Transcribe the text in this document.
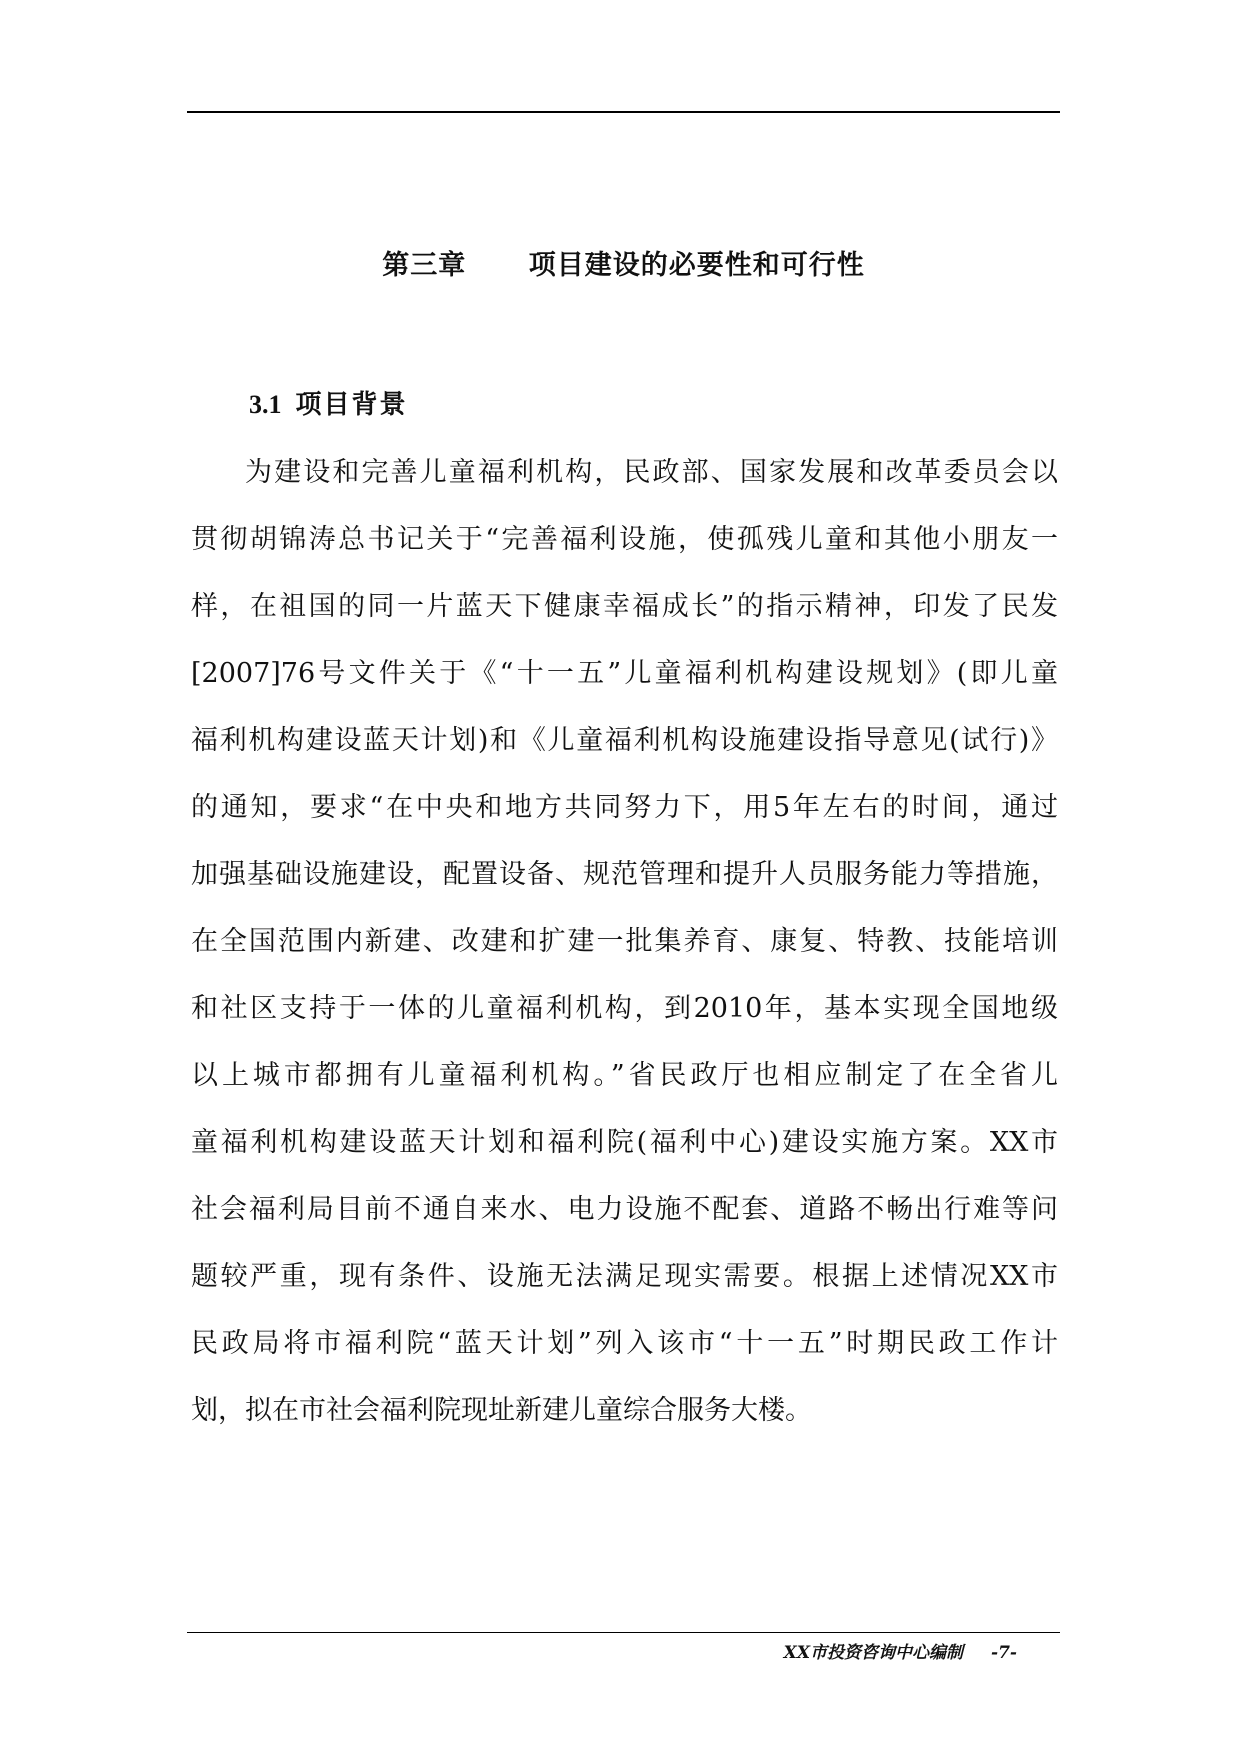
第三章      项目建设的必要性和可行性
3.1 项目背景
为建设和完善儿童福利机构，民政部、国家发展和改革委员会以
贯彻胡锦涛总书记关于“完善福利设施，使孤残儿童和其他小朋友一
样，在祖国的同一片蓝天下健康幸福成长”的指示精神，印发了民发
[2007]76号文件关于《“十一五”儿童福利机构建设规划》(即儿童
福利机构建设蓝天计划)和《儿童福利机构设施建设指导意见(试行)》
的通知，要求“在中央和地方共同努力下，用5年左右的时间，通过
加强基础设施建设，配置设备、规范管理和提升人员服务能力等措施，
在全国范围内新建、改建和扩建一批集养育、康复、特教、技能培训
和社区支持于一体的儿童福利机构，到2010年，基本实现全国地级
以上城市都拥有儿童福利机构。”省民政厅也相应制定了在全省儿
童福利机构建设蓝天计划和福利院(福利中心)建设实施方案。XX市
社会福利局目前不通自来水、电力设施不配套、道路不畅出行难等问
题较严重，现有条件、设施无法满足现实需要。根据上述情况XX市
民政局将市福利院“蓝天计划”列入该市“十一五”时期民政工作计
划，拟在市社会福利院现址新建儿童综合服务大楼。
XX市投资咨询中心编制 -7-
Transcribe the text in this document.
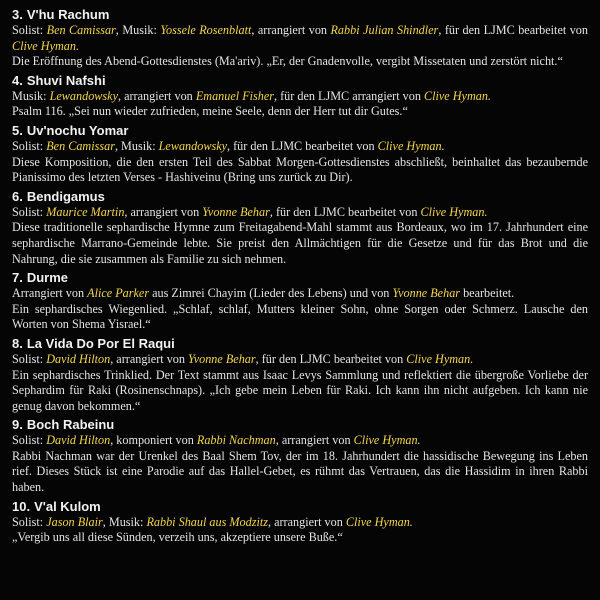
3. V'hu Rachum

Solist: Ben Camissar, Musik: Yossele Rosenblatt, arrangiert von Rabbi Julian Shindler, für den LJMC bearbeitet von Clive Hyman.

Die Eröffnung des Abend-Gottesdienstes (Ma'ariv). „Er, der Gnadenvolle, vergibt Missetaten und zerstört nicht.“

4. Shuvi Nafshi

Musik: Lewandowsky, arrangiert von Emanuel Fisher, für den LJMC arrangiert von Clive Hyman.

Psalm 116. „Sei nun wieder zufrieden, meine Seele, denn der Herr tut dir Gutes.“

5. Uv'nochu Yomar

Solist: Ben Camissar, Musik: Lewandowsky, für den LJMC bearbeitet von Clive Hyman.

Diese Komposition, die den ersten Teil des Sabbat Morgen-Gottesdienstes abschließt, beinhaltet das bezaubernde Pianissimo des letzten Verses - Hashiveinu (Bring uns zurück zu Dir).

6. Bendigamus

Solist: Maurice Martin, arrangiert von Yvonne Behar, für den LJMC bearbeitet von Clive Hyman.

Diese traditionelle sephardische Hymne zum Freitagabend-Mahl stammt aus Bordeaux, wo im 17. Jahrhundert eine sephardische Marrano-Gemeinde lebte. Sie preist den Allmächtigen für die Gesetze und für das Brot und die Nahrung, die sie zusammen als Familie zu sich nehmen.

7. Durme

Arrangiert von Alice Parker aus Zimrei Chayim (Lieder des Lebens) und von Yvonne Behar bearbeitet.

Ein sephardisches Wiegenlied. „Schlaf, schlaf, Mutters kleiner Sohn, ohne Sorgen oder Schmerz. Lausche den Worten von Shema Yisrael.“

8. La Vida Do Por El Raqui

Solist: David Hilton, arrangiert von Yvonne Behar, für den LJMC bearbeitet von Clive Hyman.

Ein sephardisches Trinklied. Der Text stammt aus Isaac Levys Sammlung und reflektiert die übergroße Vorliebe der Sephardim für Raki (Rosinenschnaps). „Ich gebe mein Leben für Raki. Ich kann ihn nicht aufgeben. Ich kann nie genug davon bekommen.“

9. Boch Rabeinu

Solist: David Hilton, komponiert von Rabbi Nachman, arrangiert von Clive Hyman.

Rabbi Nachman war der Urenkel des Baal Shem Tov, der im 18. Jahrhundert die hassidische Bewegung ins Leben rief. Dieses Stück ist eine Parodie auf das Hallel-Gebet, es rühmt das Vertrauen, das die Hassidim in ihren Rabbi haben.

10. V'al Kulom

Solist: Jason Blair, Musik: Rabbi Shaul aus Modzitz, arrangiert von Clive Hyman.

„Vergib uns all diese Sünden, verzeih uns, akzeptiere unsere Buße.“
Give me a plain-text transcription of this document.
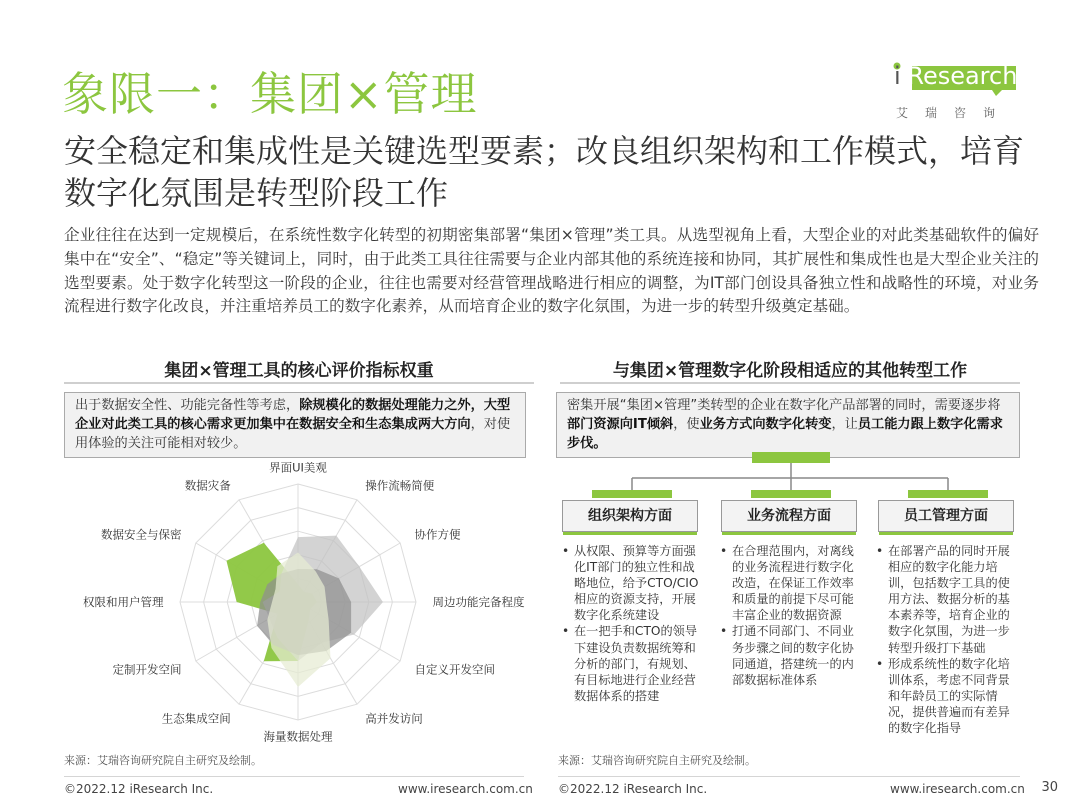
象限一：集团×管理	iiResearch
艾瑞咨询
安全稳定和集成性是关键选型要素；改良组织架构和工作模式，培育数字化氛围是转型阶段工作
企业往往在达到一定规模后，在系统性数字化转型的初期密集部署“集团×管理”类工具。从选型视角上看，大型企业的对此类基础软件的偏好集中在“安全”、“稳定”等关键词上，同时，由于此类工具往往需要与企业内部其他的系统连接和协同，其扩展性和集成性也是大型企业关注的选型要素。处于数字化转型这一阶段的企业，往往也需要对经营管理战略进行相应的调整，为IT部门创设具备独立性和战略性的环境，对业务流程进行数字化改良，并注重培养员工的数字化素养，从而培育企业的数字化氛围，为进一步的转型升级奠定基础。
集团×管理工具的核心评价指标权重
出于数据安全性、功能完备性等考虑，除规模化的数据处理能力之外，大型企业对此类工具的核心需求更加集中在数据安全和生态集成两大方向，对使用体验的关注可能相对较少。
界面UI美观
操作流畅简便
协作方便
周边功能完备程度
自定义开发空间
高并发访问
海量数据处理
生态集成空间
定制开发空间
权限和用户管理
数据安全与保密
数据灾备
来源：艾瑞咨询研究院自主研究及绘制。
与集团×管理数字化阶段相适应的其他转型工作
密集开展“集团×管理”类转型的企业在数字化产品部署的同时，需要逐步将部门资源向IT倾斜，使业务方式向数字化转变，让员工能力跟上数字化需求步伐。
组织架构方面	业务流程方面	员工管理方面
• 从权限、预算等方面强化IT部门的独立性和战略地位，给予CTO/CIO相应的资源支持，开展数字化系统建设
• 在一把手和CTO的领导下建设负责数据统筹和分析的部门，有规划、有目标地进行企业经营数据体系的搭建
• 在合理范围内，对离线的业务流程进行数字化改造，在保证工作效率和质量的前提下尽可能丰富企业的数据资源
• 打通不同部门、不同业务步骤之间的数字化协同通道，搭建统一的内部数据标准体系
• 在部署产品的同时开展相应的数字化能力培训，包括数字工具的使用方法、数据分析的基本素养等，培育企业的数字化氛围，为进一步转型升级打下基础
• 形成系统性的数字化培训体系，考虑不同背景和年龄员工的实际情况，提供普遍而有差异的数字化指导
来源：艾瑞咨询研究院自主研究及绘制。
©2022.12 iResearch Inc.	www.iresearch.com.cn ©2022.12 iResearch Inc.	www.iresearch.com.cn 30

· · · ·

## Work to complete
With the pictures left out, transcribe the material exactly.

## Result
Transcribe the text in this document.
第三章      项目建设的必要性和可行性
3.1 项目背景
为建设和完善儿童福利机构，民政部、国家发展和改革委员会以
贯彻胡锦涛总书记关于“完善福利设施，使孤残儿童和其他小朋友一
样，在祖国的同一片蓝天下健康幸福成长”的指示精神，印发了民发
[2007]76号文件关于《“十一五”儿童福利机构建设规划》(即儿童
福利机构建设蓝天计划)和《儿童福利机构设施建设指导意见(试行)》
的通知，要求“在中央和地方共同努力下，用5年左右的时间，通过
加强基础设施建设，配置设备、规范管理和提升人员服务能力等措施，
在全国范围内新建、改建和扩建一批集养育、康复、特教、技能培训
和社区支持于一体的儿童福利机构，到2010年，基本实现全国地级
以上城市都拥有儿童福利机构。”省民政厅也相应制定了在全省儿
童福利机构建设蓝天计划和福利院(福利中心)建设实施方案。XX市
社会福利局目前不通自来水、电力设施不配套、道路不畅出行难等问
题较严重，现有条件、设施无法满足现实需要。根据上述情况XX市
民政局将市福利院“蓝天计划”列入该市“十一五”时期民政工作计
划，拟在市社会福利院现址新建儿童综合服务大楼。
XX市投资咨询中心编制 -7-
Transcribe the text in this document.
3. V'hu Rachum

Solist: Ben Camissar, Musik: Yossele Rosenblatt, arrangiert von Rabbi Julian Shindler, für den LJMC bearbeitet von Clive Hyman.

Die Eröffnung des Abend-Gottesdienstes (Ma'ariv). „Er, der Gnadenvolle, vergibt Missetaten und zerstört nicht.“

4. Shuvi Nafshi

Musik: Lewandowsky, arrangiert von Emanuel Fisher, für den LJMC arrangiert von Clive Hyman.

Psalm 116. „Sei nun wieder zufrieden, meine Seele, denn der Herr tut dir Gutes.“

5. Uv'nochu Yomar

Solist: Ben Camissar, Musik: Lewandowsky, für den LJMC bearbeitet von Clive Hyman.

Diese Komposition, die den ersten Teil des Sabbat Morgen-Gottesdienstes abschließt, beinhaltet das bezaubernde Pianissimo des letzten Verses - Hashiveinu (Bring uns zurück zu Dir).

6. Bendigamus

Solist: Maurice Martin, arrangiert von Yvonne Behar, für den LJMC bearbeitet von Clive Hyman.

Diese traditionelle sephardische Hymne zum Freitagabend-Mahl stammt aus Bordeaux, wo im 17. Jahrhundert eine sephardische Marrano-Gemeinde lebte. Sie preist den Allmächtigen für die Gesetze und für das Brot und die Nahrung, die sie zusammen als Familie zu sich nehmen.

7. Durme

Arrangiert von Alice Parker aus Zimrei Chayim (Lieder des Lebens) und von Yvonne Behar bearbeitet.

Ein sephardisches Wiegenlied. „Schlaf, schlaf, Mutters kleiner Sohn, ohne Sorgen oder Schmerz. Lausche den Worten von Shema Yisrael.“

8. La Vida Do Por El Raqui

Solist: David Hilton, arrangiert von Yvonne Behar, für den LJMC bearbeitet von Clive Hyman.

Ein sephardisches Trinklied. Der Text stammt aus Isaac Levys Sammlung und reflektiert die übergroße Vorliebe der Sephardim für Raki (Rosinenschnaps). „Ich gebe mein Leben für Raki. Ich kann ihn nicht aufgeben. Ich kann nie genug davon bekommen.“

9. Boch Rabeinu

Solist: David Hilton, komponiert von Rabbi Nachman, arrangiert von Clive Hyman.

Rabbi Nachman war der Urenkel des Baal Shem Tov, der im 18. Jahrhundert die hassidische Bewegung ins Leben rief. Dieses Stück ist eine Parodie auf das Hallel-Gebet, es rühmt das Vertrauen, das die Hassidim in ihren Rabbi haben.

10. V'al Kulom

Solist: Jason Blair, Musik: Rabbi Shaul aus Modzitz, arrangiert von Clive Hyman.

„Vergib uns all diese Sünden, verzeih uns, akzeptiere unsere Buße.“
Give me a plain-text transcription of this document.
象限一：集团×管理	iiResearch
艾瑞咨询
安全稳定和集成性是关键选型要素；改良组织架构和工作模式，培育数字化氛围是转型阶段工作
企业往往在达到一定规模后，在系统性数字化转型的初期密集部署“集团×管理”类工具。从选型视角上看，大型企业的对此类基础软件的偏好集中在“安全”、“稳定”等关键词上，同时，由于此类工具往往需要与企业内部其他的系统连接和协同，其扩展性和集成性也是大型企业关注的选型要素。处于数字化转型这一阶段的企业，往往也需要对经营管理战略进行相应的调整，为IT部门创设具备独立性和战略性的环境，对业务流程进行数字化改良，并注重培养员工的数字化素养，从而培育企业的数字化氛围，为进一步的转型升级奠定基础。
集团×管理工具的核心评价指标权重
出于数据安全性、功能完备性等考虑，除规模化的数据处理能力之外，大型企业对此类工具的核心需求更加集中在数据安全和生态集成两大方向，对使用体验的关注可能相对较少。
界面UI美观
操作流畅简便
协作方便
周边功能完备程度
自定义开发空间
高并发访问
海量数据处理
生态集成空间
定制开发空间
权限和用户管理
数据安全与保密
数据灾备
来源：艾瑞咨询研究院自主研究及绘制。
与集团×管理数字化阶段相适应的其他转型工作
密集开展“集团×管理”类转型的企业在数字化产品部署的同时，需要逐步将部门资源向IT倾斜，使业务方式向数字化转变，让员工能力跟上数字化需求步伐。
组织架构方面	业务流程方面	员工管理方面
• 从权限、预算等方面强化IT部门的独立性和战略地位，给予CTO/CIO相应的资源支持，开展数字化系统建设
• 在一把手和CTO的领导下建设负责数据统筹和分析的部门，有规划、有目标地进行企业经营数据体系的搭建
• 在合理范围内，对离线的业务流程进行数字化改造，在保证工作效率和质量的前提下尽可能丰富企业的数据资源
• 打通不同部门、不同业务步骤之间的数字化协同通道，搭建统一的内部数据标准体系
• 在部署产品的同时开展相应的数字化能力培训，包括数字工具的使用方法、数据分析的基本素养等，培育企业的数字化氛围，为进一步转型升级打下基础
• 形成系统性的数字化培训体系，考虑不同背景和年龄员工的实际情况，提供普遍而有差异的数字化指导
来源：艾瑞咨询研究院自主研究及绘制。
©2022.12 iResearch Inc.	www.iresearch.com.cn ©2022.12 iResearch Inc.	www.iresearch.com.cn 30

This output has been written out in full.